#### DATA LISTING ####

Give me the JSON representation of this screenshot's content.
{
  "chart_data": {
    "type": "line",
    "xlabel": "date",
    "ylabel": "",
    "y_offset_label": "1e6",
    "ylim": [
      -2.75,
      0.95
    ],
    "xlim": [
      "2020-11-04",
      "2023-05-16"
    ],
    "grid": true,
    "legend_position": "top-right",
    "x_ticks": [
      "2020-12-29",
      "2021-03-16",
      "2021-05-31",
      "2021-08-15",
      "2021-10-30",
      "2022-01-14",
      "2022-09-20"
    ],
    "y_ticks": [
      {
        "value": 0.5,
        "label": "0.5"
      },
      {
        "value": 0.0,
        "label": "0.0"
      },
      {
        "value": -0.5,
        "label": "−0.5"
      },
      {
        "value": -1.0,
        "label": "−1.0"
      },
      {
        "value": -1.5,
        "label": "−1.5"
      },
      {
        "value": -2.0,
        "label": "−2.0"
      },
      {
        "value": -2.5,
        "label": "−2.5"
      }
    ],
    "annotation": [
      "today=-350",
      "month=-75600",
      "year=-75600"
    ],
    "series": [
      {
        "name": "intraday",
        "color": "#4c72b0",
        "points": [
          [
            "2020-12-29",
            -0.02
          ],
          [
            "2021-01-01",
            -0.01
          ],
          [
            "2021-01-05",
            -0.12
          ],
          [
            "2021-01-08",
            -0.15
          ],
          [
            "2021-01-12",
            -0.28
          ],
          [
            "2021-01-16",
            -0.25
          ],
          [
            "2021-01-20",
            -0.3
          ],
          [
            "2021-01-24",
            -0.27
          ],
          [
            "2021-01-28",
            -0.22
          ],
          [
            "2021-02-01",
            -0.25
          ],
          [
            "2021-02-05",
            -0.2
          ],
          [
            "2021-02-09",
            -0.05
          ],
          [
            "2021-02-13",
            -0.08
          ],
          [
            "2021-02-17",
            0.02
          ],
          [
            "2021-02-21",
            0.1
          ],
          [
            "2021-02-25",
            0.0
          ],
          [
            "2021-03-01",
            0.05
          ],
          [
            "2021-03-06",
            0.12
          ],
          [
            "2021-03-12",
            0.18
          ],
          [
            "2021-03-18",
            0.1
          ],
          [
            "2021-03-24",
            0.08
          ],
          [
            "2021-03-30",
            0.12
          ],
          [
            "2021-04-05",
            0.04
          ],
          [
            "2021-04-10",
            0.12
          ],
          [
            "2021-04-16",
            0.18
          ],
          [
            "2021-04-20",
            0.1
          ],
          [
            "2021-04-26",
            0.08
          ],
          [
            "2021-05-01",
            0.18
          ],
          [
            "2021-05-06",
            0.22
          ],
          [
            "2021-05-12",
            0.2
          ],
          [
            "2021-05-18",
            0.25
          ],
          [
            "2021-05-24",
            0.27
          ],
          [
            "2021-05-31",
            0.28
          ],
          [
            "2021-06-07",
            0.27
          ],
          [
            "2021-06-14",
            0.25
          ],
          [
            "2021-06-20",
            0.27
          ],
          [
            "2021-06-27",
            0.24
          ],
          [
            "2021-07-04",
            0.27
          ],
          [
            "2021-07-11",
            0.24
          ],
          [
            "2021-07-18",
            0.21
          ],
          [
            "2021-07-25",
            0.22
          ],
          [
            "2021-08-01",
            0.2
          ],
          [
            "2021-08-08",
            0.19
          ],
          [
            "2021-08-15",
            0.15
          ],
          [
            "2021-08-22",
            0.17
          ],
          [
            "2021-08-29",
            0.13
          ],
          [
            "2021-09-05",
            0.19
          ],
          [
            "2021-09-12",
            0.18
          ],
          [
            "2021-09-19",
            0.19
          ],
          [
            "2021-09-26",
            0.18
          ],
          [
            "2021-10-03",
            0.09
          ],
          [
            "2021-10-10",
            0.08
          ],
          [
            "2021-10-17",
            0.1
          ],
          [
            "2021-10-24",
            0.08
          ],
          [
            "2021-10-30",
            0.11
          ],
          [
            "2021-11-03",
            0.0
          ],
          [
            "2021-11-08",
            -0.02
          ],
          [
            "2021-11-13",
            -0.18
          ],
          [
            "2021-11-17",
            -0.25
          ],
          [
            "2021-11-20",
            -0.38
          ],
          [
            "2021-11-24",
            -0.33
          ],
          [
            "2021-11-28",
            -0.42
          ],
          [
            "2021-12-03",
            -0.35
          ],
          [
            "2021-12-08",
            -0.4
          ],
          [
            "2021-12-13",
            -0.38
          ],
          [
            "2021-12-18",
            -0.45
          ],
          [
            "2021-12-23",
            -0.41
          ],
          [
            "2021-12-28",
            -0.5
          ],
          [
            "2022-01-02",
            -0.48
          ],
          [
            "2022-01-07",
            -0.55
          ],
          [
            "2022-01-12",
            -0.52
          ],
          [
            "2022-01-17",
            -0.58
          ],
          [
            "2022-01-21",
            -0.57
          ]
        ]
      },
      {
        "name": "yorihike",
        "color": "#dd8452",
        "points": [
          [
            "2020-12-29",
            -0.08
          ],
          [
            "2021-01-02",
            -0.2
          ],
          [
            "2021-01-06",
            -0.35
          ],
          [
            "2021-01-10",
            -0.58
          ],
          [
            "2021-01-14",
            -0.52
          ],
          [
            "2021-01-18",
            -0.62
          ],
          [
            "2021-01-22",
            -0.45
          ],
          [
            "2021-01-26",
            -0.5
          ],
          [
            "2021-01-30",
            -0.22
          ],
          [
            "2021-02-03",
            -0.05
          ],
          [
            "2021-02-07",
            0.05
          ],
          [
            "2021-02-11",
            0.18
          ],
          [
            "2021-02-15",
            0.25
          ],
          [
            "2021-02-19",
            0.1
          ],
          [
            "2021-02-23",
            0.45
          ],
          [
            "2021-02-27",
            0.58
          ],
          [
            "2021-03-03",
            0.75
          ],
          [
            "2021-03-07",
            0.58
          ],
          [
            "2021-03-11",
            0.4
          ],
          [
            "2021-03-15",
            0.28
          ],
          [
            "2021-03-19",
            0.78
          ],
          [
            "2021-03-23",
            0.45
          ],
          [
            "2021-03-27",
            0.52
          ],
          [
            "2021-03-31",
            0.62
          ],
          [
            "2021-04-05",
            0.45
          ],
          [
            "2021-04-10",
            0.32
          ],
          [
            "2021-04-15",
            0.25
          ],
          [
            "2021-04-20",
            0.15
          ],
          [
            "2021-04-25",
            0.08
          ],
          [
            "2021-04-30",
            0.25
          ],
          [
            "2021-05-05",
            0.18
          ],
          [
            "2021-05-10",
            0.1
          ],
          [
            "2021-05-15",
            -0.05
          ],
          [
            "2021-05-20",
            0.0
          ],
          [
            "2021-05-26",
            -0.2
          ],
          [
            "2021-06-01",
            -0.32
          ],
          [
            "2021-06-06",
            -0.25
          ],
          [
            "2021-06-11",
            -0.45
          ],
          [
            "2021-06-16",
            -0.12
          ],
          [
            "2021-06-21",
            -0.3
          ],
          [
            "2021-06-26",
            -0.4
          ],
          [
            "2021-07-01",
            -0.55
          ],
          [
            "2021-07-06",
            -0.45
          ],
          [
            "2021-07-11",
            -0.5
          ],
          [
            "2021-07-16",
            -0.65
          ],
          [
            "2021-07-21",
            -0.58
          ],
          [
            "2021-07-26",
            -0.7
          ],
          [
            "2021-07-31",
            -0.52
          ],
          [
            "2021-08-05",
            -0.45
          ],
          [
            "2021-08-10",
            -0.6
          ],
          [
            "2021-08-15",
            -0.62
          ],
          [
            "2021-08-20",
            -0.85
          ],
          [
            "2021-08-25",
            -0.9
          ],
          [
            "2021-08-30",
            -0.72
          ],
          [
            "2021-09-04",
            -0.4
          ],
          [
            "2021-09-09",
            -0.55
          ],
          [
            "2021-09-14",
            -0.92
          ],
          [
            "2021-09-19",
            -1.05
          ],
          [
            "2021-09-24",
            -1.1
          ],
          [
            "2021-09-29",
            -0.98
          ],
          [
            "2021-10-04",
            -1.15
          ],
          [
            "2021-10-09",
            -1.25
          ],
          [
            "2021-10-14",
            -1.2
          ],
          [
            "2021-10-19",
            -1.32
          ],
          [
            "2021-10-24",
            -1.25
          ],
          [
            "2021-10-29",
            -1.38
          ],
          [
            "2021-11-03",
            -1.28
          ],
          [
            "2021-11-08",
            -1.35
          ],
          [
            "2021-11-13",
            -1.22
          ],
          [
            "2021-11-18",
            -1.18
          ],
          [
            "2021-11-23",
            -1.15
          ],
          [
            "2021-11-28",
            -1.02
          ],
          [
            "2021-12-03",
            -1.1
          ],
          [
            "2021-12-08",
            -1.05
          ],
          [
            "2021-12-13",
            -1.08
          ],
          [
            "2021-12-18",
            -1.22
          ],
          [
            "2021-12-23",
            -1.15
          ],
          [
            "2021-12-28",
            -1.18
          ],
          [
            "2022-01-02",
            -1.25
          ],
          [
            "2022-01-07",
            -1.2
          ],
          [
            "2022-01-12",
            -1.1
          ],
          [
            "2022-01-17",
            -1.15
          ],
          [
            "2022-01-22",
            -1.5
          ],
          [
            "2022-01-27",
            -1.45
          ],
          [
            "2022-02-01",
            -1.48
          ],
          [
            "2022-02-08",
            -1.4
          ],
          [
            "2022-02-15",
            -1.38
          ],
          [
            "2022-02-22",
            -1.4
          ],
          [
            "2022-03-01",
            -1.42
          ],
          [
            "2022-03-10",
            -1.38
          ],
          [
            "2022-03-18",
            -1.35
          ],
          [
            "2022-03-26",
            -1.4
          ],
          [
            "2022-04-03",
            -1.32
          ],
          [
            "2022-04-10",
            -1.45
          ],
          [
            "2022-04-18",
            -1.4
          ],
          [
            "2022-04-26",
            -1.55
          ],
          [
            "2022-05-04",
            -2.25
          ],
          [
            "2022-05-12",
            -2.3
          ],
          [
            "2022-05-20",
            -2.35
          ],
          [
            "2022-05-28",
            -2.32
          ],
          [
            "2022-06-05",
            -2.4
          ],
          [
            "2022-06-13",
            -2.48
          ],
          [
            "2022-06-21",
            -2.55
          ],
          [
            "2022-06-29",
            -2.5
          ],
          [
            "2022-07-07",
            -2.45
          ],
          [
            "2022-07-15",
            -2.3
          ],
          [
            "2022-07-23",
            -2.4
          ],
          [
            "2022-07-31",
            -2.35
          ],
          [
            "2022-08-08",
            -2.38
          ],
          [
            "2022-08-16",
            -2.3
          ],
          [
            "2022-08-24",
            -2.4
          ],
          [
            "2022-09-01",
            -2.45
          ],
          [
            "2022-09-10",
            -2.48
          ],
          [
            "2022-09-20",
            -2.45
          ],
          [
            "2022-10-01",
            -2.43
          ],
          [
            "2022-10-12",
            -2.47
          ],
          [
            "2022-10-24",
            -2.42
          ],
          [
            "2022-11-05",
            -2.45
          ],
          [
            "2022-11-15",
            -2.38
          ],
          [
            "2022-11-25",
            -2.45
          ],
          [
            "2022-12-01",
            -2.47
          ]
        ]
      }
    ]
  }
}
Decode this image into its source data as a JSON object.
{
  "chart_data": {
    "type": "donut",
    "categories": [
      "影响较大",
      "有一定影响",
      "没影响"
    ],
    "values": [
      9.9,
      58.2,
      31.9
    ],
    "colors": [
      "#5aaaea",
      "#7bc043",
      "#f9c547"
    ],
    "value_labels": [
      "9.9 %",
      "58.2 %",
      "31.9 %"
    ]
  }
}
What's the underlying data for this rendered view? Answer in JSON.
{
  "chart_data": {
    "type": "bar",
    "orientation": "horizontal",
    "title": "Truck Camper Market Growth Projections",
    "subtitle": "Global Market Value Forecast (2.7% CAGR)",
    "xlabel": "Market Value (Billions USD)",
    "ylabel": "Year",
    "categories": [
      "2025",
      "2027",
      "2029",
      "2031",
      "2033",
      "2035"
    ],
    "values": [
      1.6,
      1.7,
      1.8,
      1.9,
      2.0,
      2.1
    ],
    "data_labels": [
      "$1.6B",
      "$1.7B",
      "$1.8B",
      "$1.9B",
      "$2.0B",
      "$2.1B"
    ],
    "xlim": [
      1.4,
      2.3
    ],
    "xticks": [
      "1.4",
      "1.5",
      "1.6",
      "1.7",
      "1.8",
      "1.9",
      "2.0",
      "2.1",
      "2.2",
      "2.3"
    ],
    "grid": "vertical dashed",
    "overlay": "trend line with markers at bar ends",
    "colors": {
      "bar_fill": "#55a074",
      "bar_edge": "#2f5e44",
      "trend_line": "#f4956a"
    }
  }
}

####

Go over the records above and tally each line that includes "Market". Give the total by itself.

■ WORKED ANSWER ■
3